• AIM OF THE EXERCISE
Please render everything in the listing from its first line down to and including the line containing "svg-text:100 µm: 100 µm — [470, 143, 497, 152]" as a Markdown table with the columns Index and Line, leaving out blank lines.

• TASK INPUTS
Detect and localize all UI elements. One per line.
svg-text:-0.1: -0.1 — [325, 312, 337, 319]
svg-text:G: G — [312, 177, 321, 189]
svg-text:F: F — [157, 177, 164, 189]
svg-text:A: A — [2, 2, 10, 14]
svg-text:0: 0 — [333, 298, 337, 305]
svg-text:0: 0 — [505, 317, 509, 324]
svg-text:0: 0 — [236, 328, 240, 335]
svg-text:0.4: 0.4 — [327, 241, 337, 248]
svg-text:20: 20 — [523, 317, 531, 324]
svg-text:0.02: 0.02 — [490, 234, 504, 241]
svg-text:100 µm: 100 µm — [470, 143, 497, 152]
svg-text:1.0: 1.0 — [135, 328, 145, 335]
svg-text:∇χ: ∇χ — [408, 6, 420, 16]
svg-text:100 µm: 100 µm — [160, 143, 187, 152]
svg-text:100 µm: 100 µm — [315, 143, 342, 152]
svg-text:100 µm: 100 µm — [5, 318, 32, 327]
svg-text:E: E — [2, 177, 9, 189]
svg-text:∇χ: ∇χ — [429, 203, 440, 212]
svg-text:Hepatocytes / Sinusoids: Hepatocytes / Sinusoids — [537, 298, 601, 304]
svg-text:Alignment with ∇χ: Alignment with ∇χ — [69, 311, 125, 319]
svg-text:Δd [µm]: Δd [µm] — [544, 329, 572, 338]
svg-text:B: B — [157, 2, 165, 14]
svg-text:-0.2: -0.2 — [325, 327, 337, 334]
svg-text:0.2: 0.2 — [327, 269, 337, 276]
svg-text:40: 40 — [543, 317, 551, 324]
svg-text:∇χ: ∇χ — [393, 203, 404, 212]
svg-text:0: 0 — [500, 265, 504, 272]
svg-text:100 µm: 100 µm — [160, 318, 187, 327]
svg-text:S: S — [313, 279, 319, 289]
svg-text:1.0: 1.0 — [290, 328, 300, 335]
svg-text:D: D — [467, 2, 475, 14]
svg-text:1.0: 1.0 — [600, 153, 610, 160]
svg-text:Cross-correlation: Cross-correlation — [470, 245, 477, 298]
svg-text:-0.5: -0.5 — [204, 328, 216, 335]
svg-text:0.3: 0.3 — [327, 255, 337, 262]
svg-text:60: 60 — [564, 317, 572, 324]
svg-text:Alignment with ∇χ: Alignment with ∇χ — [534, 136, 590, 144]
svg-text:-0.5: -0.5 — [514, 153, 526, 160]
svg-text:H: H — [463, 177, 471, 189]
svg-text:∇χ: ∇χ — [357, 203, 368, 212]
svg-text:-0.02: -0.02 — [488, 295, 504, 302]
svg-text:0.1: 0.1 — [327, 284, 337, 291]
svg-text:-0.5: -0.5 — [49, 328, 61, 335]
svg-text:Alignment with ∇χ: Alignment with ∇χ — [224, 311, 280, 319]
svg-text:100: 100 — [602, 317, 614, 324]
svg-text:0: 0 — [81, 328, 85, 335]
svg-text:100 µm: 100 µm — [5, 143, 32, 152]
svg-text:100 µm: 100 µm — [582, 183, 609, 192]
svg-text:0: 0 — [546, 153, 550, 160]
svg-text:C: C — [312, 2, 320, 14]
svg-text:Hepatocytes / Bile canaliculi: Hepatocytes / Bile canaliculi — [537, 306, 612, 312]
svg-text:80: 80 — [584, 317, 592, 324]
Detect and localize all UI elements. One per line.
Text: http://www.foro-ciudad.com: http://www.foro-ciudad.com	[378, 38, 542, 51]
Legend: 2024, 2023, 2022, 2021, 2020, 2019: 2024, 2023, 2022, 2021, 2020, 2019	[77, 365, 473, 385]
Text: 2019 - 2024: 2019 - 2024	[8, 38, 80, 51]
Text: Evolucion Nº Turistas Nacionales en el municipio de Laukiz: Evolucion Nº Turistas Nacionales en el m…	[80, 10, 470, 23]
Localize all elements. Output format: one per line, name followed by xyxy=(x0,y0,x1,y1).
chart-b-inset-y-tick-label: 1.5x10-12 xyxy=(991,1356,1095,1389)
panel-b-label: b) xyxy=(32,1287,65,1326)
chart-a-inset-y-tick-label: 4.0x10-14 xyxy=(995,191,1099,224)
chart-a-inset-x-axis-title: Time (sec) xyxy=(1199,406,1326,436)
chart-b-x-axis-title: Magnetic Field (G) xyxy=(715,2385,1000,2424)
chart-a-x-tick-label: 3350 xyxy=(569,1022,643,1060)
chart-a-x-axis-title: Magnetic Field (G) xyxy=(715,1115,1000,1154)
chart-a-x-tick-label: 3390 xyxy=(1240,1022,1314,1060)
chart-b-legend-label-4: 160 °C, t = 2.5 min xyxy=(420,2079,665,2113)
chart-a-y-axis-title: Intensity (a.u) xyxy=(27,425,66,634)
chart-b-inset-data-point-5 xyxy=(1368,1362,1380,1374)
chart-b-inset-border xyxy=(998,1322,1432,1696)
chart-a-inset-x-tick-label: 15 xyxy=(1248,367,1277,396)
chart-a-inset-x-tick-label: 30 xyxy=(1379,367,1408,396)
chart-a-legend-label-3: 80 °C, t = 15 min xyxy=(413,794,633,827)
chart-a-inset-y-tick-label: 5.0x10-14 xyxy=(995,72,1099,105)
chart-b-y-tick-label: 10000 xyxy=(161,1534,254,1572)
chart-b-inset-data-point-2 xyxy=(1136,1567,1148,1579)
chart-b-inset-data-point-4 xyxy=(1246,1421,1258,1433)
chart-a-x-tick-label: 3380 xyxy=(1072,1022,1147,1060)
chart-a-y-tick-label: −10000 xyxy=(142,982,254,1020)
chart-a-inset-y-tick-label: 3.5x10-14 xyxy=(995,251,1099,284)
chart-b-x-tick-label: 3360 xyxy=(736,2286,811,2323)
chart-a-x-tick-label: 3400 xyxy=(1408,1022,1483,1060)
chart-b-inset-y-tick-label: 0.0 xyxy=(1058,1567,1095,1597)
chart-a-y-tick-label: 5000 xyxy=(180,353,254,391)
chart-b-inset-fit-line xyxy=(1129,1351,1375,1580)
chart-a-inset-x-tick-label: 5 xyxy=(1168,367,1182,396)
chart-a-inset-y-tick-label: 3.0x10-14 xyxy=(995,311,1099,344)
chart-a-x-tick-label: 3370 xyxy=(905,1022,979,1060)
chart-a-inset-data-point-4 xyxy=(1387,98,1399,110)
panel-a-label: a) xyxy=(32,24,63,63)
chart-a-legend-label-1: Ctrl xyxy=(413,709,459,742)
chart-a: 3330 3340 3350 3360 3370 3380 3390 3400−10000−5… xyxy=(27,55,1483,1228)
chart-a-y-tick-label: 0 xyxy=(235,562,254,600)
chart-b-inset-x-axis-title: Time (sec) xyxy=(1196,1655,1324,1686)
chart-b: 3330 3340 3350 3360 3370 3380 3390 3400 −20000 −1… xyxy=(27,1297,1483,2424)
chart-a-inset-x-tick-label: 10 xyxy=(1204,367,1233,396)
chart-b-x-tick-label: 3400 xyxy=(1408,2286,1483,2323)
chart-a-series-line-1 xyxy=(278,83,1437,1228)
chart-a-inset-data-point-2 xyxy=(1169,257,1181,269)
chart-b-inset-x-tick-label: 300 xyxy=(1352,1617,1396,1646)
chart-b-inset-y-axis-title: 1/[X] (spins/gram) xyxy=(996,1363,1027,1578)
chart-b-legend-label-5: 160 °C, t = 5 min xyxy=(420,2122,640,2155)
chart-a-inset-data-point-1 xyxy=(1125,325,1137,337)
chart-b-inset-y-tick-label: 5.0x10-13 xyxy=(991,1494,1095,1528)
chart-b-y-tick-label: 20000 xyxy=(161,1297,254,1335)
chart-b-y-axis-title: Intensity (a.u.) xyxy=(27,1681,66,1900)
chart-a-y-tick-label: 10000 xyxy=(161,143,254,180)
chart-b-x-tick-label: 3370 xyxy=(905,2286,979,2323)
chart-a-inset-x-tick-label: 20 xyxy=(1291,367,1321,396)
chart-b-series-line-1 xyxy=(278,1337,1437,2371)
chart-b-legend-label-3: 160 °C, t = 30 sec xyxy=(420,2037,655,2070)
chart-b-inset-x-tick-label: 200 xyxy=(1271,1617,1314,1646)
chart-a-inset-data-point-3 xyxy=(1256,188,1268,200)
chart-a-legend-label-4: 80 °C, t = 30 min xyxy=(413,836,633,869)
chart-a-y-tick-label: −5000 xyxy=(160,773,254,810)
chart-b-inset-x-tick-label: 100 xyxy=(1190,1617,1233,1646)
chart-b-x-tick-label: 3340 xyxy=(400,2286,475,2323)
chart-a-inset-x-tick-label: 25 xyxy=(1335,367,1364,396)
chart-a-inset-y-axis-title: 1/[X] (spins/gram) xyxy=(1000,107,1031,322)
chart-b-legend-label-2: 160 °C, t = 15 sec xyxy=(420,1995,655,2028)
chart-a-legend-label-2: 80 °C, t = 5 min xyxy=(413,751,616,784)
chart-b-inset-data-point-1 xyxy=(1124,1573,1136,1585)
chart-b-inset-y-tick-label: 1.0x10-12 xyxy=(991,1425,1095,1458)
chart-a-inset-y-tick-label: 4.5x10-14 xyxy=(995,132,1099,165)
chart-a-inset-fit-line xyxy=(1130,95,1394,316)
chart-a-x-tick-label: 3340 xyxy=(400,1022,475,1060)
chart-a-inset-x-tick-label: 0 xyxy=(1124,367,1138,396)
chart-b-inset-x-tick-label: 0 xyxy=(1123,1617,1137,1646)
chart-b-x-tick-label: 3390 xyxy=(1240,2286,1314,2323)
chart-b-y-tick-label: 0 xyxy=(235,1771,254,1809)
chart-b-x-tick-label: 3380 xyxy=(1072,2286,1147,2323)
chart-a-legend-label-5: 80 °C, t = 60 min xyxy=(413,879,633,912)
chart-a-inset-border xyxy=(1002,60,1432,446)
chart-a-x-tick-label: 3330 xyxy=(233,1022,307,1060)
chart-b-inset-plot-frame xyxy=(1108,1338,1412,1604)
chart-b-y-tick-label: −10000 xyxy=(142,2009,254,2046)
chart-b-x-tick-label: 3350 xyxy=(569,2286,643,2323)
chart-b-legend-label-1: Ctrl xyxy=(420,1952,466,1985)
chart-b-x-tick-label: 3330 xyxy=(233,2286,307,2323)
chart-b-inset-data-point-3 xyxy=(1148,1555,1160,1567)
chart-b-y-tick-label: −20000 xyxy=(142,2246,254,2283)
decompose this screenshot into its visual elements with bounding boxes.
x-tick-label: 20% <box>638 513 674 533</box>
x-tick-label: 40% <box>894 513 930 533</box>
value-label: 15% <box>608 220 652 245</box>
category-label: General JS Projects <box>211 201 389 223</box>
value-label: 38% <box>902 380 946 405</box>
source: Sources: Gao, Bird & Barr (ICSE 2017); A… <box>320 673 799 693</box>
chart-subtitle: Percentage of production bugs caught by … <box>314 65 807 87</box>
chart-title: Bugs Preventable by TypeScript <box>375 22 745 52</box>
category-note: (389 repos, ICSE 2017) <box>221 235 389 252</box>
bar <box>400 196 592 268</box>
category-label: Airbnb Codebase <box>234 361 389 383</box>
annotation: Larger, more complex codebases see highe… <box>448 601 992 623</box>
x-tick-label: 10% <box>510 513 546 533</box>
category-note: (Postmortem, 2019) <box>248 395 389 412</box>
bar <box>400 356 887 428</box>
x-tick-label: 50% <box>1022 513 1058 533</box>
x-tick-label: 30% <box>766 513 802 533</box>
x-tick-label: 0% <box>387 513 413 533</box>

• TASK RESULT
| Index | Line |
|---|---|
| 1 | Detect and localize all UI elements. One per line. |
| 2 | svg-text:-0.1: -0.1 — [325, 312, 337, 319] |
| 3 | svg-text:G: G — [312, 177, 321, 189] |
| 4 | svg-text:F: F — [157, 177, 164, 189] |
| 5 | svg-text:A: A — [2, 2, 10, 14] |
| 6 | svg-text:0: 0 — [333, 298, 337, 305] |
| 7 | svg-text:0: 0 — [505, 317, 509, 324] |
| 8 | svg-text:0: 0 — [236, 328, 240, 335] |
| 9 | svg-text:0.4: 0.4 — [327, 241, 337, 248] |
| 10 | svg-text:20: 20 — [523, 317, 531, 324] |
| 11 | svg-text:0.02: 0.02 — [490, 234, 504, 241] |
| 12 | svg-text:100 µm: 100 µm — [470, 143, 497, 152] |